(TASK): Write each line out exactly, leaving none out.

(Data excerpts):
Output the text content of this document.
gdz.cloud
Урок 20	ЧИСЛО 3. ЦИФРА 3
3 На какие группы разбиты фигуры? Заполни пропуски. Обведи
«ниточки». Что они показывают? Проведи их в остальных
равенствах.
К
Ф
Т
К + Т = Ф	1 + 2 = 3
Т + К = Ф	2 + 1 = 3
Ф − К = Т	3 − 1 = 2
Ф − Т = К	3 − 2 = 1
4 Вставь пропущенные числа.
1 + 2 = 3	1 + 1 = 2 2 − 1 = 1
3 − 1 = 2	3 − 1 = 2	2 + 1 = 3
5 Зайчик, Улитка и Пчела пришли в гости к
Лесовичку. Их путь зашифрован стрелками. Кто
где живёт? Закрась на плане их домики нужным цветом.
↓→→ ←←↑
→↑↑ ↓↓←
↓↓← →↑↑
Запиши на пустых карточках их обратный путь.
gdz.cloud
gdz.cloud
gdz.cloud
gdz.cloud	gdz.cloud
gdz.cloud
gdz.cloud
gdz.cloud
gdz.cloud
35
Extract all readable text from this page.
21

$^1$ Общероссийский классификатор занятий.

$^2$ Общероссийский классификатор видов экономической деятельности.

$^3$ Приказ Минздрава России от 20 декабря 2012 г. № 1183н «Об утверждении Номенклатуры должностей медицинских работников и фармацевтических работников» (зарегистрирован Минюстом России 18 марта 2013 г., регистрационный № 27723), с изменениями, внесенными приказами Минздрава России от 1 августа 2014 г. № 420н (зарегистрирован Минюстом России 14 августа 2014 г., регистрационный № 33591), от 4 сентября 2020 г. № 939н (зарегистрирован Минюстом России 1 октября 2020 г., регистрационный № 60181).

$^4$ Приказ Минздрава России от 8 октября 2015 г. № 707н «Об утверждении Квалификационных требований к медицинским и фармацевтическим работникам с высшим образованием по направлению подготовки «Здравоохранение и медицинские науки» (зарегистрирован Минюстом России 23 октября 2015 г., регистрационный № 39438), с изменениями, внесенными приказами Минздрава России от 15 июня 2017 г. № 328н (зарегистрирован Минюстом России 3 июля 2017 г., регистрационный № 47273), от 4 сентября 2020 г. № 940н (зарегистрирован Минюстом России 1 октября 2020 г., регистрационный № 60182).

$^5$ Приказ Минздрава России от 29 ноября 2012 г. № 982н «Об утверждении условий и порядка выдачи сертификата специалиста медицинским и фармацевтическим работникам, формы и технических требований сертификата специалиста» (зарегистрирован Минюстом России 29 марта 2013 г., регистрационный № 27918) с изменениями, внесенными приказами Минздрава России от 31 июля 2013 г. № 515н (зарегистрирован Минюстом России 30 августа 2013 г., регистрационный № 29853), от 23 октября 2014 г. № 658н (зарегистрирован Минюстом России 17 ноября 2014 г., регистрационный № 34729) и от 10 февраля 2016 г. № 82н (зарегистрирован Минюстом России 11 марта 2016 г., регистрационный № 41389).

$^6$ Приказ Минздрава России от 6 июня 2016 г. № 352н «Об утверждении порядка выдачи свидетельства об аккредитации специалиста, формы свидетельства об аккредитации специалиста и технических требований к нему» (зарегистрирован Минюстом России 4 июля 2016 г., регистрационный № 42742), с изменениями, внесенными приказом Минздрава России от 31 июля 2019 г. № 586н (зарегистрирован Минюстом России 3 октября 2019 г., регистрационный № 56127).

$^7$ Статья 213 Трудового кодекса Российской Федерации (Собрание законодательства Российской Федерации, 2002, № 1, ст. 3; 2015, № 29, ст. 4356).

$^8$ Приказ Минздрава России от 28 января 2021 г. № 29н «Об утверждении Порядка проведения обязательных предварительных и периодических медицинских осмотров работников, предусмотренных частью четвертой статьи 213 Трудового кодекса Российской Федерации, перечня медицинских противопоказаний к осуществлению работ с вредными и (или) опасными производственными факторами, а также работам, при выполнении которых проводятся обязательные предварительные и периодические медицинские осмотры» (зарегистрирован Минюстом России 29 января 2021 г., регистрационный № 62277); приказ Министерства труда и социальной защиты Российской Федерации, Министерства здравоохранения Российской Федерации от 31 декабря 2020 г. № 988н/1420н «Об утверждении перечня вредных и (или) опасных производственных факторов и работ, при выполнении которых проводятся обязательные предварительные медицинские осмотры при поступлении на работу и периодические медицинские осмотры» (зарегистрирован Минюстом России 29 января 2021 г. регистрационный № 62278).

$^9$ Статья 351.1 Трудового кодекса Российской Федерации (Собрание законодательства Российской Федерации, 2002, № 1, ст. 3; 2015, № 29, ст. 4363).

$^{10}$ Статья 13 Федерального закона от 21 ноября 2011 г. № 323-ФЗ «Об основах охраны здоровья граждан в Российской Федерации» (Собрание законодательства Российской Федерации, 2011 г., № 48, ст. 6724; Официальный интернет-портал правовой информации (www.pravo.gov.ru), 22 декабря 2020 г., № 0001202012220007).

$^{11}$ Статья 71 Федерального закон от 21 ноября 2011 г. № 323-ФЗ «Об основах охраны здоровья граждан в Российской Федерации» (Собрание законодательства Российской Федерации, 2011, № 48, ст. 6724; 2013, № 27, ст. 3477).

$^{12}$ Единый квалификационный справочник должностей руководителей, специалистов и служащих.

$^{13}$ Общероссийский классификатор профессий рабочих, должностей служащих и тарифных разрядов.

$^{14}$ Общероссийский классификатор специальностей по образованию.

(WRITTEN ANSWER):
Output the text content of this document.
gdz.cloud
Урок 20	ЧИСЛО 3. ЦИФРА 3
3 На какие группы разбиты фигуры? Заполни пропуски. Обведи
«ниточки». Что они показывают? Проведи их в остальных
равенствах.
К
Ф
Т
К + Т = Ф	1 + 2 = 3
Т + К = Ф	2 + 1 = 3
Ф − К = Т	3 − 1 = 2
Ф − Т = К	3 − 2 = 1
4 Вставь пропущенные числа.
1 + 2 = 3	1 + 1 = 2 2 − 1 = 1
3 − 1 = 2	3 − 1 = 2	2 + 1 = 3
5 Зайчик, Улитка и Пчела пришли в гости к
Лесовичку. Их путь зашифрован стрелками. Кто
где живёт? Закрась на плане их домики нужным цветом.
↓→→ ←←↑
→↑↑ ↓↓←
↓↓← →↑↑
Запиши на пустых карточках их обратный путь.
gdz.cloud
gdz.cloud
gdz.cloud
gdz.cloud	gdz.cloud
gdz.cloud
gdz.cloud
gdz.cloud
gdz.cloud
35
Extract all readable text from this page.
21

$^1$ Общероссийский классификатор занятий.

$^2$ Общероссийский классификатор видов экономической деятельности.

$^3$ Приказ Минздрава России от 20 декабря 2012 г. № 1183н «Об утверждении Номенклатуры должностей медицинских работников и фармацевтических работников» (зарегистрирован Минюстом России 18 марта 2013 г., регистрационный № 27723), с изменениями, внесенными приказами Минздрава России от 1 августа 2014 г. № 420н (зарегистрирован Минюстом России 14 августа 2014 г., регистрационный № 33591), от 4 сентября 2020 г. № 939н (зарегистрирован Минюстом России 1 октября 2020 г., регистрационный № 60181).

$^4$ Приказ Минздрава России от 8 октября 2015 г. № 707н «Об утверждении Квалификационных требований к медицинским и фармацевтическим работникам с высшим образованием по направлению подготовки «Здравоохранение и медицинские науки» (зарегистрирован Минюстом России 23 октября 2015 г., регистрационный № 39438), с изменениями, внесенными приказами Минздрава России от 15 июня 2017 г. № 328н (зарегистрирован Минюстом России 3 июля 2017 г., регистрационный № 47273), от 4 сентября 2020 г. № 940н (зарегистрирован Минюстом России 1 октября 2020 г., регистрационный № 60182).

$^5$ Приказ Минздрава России от 29 ноября 2012 г. № 982н «Об утверждении условий и порядка выдачи сертификата специалиста медицинским и фармацевтическим работникам, формы и технических требований сертификата специалиста» (зарегистрирован Минюстом России 29 марта 2013 г., регистрационный № 27918) с изменениями, внесенными приказами Минздрава России от 31 июля 2013 г. № 515н (зарегистрирован Минюстом России 30 августа 2013 г., регистрационный № 29853), от 23 октября 2014 г. № 658н (зарегистрирован Минюстом России 17 ноября 2014 г., регистрационный № 34729) и от 10 февраля 2016 г. № 82н (зарегистрирован Минюстом России 11 марта 2016 г., регистрационный № 41389).

$^6$ Приказ Минздрава России от 6 июня 2016 г. № 352н «Об утверждении порядка выдачи свидетельства об аккредитации специалиста, формы свидетельства об аккредитации специалиста и технических требований к нему» (зарегистрирован Минюстом России 4 июля 2016 г., регистрационный № 42742), с изменениями, внесенными приказом Минздрава России от 31 июля 2019 г. № 586н (зарегистрирован Минюстом России 3 октября 2019 г., регистрационный № 56127).

$^7$ Статья 213 Трудового кодекса Российской Федерации (Собрание законодательства Российской Федерации, 2002, № 1, ст. 3; 2015, № 29, ст. 4356).

$^8$ Приказ Минздрава России от 28 января 2021 г. № 29н «Об утверждении Порядка проведения обязательных предварительных и периодических медицинских осмотров работников, предусмотренных частью четвертой статьи 213 Трудового кодекса Российской Федерации, перечня медицинских противопоказаний к осуществлению работ с вредными и (или) опасными производственными факторами, а также работам, при выполнении которых проводятся обязательные предварительные и периодические медицинские осмотры» (зарегистрирован Минюстом России 29 января 2021 г., регистрационный № 62277); приказ Министерства труда и социальной защиты Российской Федерации, Министерства здравоохранения Российской Федерации от 31 декабря 2020 г. № 988н/1420н «Об утверждении перечня вредных и (или) опасных производственных факторов и работ, при выполнении которых проводятся обязательные предварительные медицинские осмотры при поступлении на работу и периодические медицинские осмотры» (зарегистрирован Минюстом России 29 января 2021 г. регистрационный № 62278).

$^9$ Статья 351.1 Трудового кодекса Российской Федерации (Собрание законодательства Российской Федерации, 2002, № 1, ст. 3; 2015, № 29, ст. 4363).

$^{10}$ Статья 13 Федерального закона от 21 ноября 2011 г. № 323-ФЗ «Об основах охраны здоровья граждан в Российской Федерации» (Собрание законодательства Российской Федерации, 2011 г., № 48, ст. 6724; Официальный интернет-портал правовой информации (www.pravo.gov.ru), 22 декабря 2020 г., № 0001202012220007).

$^{11}$ Статья 71 Федерального закон от 21 ноября 2011 г. № 323-ФЗ «Об основах охраны здоровья граждан в Российской Федерации» (Собрание законодательства Российской Федерации, 2011, № 48, ст. 6724; 2013, № 27, ст. 3477).

$^{12}$ Единый квалификационный справочник должностей руководителей, специалистов и служащих.

$^{13}$ Общероссийский классификатор профессий рабочих, должностей служащих и тарифных разрядов.

$^{14}$ Общероссийский классификатор специальностей по образованию.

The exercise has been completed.